> Objective: Which lines contain the word "chevron"? Return each of them as written.

> Extracted records:
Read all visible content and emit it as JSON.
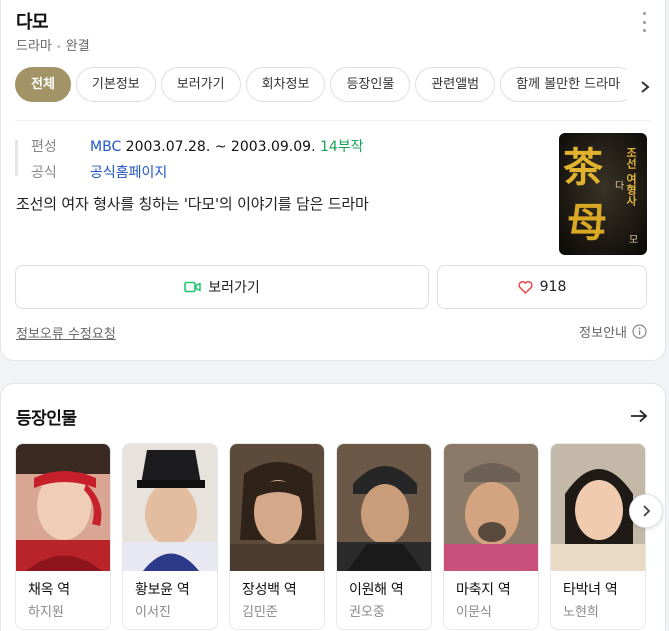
{
  "header": {
    "title": "다모",
    "genre": "드라마",
    "status": "완결"
  },
  "tabs": [
    "전체",
    "기본정보",
    "보러가기",
    "회차정보",
    "등장인물",
    "관련앨범",
    "함께 볼만한 드라마"
  ],
  "info": {
    "broadcast_label": "편성",
    "channel": "MBC",
    "period": "2003.07.28. ~ 2003.09.09.",
    "episodes": "14부작",
    "official_label": "공식",
    "official_link": "공식홈페이지",
    "description": "조선의 여자 형사를 칭하는 '다모'의 이야기를 담은 드라마"
  },
  "poster": {
    "main_chars": "茶母",
    "side_text": "조선 여형사",
    "small1": "다",
    "small2": "모"
  },
  "actions": {
    "watch_label": "보러가기",
    "like_count": "918"
  },
  "footer": {
    "report_label": "정보오류 수정요청",
    "guide_label": "정보안내"
  },
  "characters_section": {
    "title": "등장인물",
    "items": [
      {
        "role": "채옥 역",
        "actor": "하지원"
      },
      {
        "role": "황보윤 역",
        "actor": "이서진"
      },
      {
        "role": "장성백 역",
        "actor": "김민준"
      },
      {
        "role": "이원해 역",
        "actor": "권오중"
      },
      {
        "role": "마축지 역",
        "actor": "이문식"
      },
      {
        "role": "타박녀 역",
        "actor": "노현희"
      }
    ]
  },
  "colors": {
    "active_tab": "#a39467",
    "link_blue": "#2055c8",
    "episode_green": "#1aa35a",
    "watch_icon_green": "#1ec86e",
    "heart_red": "#f04848"
  },
  "icons": {
    "more": "more-vertical-icon",
    "tab_next": "chevron-right-icon",
    "watch": "video-camera-icon",
    "like": "heart-icon",
    "info": "info-circle-icon",
    "section_more": "arrow-right-icon",
    "scroll_next": "chevron-right-icon"
  }
}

> Finished answer:
    "tab_next": "chevron-right-icon",
    "scroll_next": "chevron-right-icon"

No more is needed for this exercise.